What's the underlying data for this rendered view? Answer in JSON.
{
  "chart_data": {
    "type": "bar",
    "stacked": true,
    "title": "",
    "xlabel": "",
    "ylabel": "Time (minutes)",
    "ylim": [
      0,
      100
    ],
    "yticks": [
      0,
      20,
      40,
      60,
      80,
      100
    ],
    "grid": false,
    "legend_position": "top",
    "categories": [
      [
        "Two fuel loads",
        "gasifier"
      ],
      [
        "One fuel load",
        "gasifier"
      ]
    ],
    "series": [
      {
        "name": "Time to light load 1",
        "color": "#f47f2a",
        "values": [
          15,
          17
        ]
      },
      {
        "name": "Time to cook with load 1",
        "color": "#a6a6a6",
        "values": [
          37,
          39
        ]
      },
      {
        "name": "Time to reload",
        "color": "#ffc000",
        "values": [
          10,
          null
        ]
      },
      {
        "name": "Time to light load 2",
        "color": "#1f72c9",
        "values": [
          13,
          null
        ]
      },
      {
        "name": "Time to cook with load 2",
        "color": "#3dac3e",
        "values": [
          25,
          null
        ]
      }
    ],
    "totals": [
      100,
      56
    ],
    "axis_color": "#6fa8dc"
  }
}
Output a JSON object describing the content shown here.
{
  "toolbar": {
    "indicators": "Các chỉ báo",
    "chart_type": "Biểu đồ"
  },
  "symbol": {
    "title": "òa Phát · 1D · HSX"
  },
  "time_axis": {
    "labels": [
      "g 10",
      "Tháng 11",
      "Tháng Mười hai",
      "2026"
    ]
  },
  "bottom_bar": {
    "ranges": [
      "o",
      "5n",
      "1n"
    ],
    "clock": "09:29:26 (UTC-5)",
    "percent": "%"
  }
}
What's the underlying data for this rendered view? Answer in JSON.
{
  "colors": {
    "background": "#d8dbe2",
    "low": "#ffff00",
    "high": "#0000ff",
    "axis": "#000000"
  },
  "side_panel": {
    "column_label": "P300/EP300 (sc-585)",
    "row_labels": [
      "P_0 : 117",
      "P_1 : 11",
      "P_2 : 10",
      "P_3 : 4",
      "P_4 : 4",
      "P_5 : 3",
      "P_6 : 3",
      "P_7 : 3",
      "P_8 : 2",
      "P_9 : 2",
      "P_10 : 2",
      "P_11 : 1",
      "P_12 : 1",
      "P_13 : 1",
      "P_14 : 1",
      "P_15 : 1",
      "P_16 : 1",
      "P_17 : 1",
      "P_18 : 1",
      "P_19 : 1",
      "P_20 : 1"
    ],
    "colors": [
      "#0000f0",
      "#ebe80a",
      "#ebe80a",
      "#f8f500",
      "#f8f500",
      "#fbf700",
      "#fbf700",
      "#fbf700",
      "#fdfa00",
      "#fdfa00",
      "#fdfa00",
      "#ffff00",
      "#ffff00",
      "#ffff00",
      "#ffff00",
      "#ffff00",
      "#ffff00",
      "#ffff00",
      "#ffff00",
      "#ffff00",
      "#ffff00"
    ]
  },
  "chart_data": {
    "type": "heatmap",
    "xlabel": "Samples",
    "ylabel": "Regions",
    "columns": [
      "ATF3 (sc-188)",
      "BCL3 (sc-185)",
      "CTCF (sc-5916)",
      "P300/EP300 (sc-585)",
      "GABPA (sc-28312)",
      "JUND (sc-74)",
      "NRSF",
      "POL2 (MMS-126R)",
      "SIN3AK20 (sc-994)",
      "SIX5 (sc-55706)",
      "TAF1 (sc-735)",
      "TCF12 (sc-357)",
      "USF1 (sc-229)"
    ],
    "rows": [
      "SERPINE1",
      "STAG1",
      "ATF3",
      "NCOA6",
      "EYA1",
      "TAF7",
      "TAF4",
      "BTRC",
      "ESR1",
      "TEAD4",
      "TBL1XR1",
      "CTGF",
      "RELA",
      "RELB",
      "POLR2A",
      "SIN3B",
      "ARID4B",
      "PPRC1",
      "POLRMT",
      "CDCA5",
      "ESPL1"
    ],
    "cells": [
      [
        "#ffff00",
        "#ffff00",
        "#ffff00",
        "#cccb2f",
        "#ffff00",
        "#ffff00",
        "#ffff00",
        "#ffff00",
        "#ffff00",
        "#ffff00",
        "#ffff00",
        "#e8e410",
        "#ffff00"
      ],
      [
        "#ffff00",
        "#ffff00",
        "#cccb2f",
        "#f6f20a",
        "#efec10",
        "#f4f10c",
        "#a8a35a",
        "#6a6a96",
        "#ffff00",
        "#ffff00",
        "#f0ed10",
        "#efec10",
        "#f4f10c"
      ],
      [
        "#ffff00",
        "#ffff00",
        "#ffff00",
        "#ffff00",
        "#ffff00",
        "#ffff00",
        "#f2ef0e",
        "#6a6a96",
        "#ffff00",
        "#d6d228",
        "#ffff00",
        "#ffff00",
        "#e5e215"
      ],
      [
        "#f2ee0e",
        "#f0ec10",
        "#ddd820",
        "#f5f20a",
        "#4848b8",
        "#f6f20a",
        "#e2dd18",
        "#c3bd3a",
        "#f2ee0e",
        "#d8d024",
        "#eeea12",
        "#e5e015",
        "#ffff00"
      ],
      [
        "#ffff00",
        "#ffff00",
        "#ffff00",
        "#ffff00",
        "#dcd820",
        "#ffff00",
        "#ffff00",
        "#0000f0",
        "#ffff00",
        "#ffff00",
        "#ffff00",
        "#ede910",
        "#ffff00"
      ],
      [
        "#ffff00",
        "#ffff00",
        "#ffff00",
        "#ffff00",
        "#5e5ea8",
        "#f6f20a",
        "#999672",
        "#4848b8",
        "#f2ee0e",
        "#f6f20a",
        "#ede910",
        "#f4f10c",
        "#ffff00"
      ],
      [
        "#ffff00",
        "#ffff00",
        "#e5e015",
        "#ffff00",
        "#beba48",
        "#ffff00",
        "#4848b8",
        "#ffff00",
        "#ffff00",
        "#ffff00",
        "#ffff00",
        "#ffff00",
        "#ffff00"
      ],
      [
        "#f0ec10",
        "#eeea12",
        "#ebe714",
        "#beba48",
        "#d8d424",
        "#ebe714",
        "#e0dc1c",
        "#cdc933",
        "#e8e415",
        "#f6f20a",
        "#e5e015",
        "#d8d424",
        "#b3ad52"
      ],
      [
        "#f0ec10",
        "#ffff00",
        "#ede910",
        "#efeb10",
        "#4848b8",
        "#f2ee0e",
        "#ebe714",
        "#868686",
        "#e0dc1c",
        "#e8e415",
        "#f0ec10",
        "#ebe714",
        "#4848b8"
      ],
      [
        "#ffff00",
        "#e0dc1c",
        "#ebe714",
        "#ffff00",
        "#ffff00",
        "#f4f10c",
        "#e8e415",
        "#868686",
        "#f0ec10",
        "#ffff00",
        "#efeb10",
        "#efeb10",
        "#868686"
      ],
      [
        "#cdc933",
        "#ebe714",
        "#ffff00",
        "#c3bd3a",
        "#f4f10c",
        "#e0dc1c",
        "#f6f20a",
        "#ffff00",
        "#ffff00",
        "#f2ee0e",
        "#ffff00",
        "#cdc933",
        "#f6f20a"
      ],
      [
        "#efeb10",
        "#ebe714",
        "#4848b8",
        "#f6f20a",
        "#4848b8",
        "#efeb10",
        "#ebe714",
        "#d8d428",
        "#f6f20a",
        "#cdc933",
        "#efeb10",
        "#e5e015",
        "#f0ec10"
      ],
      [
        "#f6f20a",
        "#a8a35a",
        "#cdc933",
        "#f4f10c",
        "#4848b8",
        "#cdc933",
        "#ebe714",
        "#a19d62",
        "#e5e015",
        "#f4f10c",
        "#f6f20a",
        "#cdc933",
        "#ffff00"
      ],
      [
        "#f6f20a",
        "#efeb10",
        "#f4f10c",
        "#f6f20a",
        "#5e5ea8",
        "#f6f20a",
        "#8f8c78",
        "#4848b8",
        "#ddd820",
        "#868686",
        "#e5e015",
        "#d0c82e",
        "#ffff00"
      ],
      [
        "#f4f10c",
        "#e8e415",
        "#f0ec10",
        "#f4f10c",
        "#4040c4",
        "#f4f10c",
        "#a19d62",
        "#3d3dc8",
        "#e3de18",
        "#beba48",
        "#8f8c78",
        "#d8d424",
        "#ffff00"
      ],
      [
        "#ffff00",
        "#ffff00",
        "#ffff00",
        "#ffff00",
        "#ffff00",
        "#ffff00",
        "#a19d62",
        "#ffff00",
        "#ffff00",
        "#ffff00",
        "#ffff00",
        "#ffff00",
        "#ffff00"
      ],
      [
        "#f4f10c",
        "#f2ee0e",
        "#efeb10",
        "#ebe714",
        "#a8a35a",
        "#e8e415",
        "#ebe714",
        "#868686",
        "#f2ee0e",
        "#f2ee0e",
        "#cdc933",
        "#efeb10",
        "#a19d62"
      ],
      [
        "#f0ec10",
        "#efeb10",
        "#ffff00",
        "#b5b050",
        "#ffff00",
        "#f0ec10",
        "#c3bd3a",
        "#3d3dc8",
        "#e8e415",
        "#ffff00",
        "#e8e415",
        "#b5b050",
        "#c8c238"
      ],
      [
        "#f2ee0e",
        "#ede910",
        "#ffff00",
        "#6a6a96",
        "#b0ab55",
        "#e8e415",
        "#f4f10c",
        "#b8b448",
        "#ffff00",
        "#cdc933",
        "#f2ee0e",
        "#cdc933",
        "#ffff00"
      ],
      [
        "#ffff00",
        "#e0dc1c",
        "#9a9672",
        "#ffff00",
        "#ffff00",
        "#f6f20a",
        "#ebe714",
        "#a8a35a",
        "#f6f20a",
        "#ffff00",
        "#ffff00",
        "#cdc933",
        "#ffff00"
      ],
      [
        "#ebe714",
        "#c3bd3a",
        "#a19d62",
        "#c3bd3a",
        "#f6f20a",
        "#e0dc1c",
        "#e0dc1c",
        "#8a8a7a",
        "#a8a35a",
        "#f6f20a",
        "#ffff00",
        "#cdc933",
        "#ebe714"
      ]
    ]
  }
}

Stated goal => Copy each line that contains the word "cook".

Expected answer =>
        "name": "Time to cook with load 1",
        "name": "Time to cook with load 2",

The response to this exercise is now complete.